====== DATA FOR THE TASK ======
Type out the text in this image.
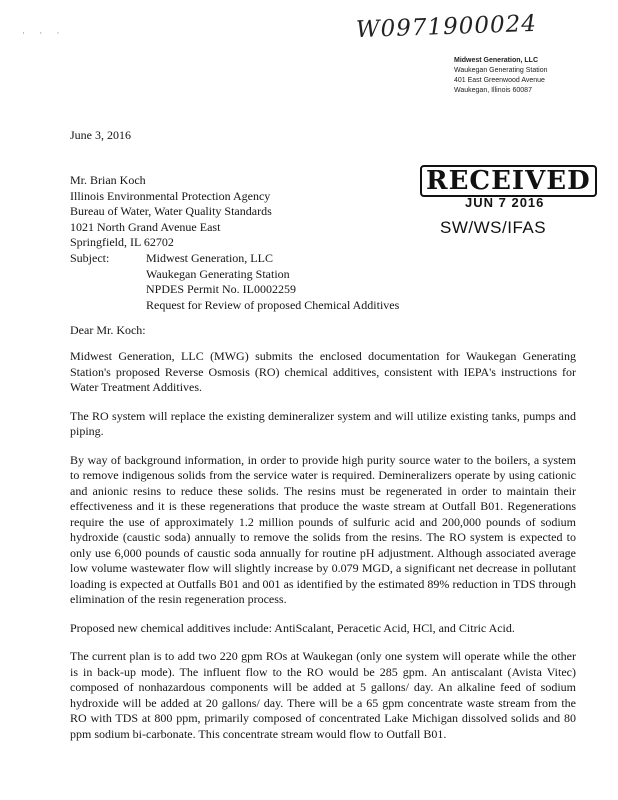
W0971900024
· · ·
Midwest Generation, LLC
Waukegan Generating Station
401 East Greenwood Avenue
Waukegan, Illinois 60087
June 3, 2016
Mr. Brian Koch
Illinois Environmental Protection Agency
Bureau of Water, Water Quality Standards
1021 North Grand Avenue East
Springfield, IL 62702
RECEIVED
JUN 7 2016
SW/WS/IFAS
Subject:	Midwest Generation, LLC
Waukegan Generating Station
NPDES Permit No. IL0002259
Request for Review of proposed Chemical Additives
Dear Mr. Koch:

Midwest Generation, LLC (MWG) submits the enclosed documentation for Waukegan Generating Station's proposed Reverse Osmosis (RO) chemical additives, consistent with IEPA's instructions for Water Treatment Additives.

The RO system will replace the existing demineralizer system and will utilize existing tanks, pumps and piping.

By way of background information, in order to provide high purity source water to the boilers, a system to remove indigenous solids from the service water is required. Demineralizers operate by using cationic and anionic resins to reduce these solids. The resins must be regenerated in order to maintain their effectiveness and it is these regenerations that produce the waste stream at Outfall B01. Regenerations require the use of approximately 1.2 million pounds of sulfuric acid and 200,000 pounds of sodium hydroxide (caustic soda) annually to remove the solids from the resins. The RO system is expected to only use 6,000 pounds of caustic soda annually for routine pH adjustment. Although associated average low volume wastewater flow will slightly increase by 0.079 MGD, a significant net decrease in pollutant loading is expected at Outfalls B01 and 001 as identified by the estimated 89% reduction in TDS through elimination of the resin regeneration process.

Proposed new chemical additives include: AntiScalant, Peracetic Acid, HCl, and Citric Acid.

The current plan is to add two 220 gpm ROs at Waukegan (only one system will operate while the other is in back-up mode). The influent flow to the RO would be 285 gpm. An antiscalant (Avista Vitec) composed of nonhazardous components will be added at 5 gallons/ day. An alkaline feed of sodium hydroxide will be added at 20 gallons/ day. There will be a 65 gpm concentrate waste stream from the RO with TDS at 800 ppm, primarily composed of concentrated Lake Michigan dissolved solids and 80 ppm sodium bi-carbonate. This concentrate stream would flow to Outfall B01.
======
**REQUIRED TASK:** Go through the material above and copy each line that has the word "Illinois".

**RESPONSE TO THIS EXERCISE:**
Waukegan, Illinois 60087
Illinois Environmental Protection Agency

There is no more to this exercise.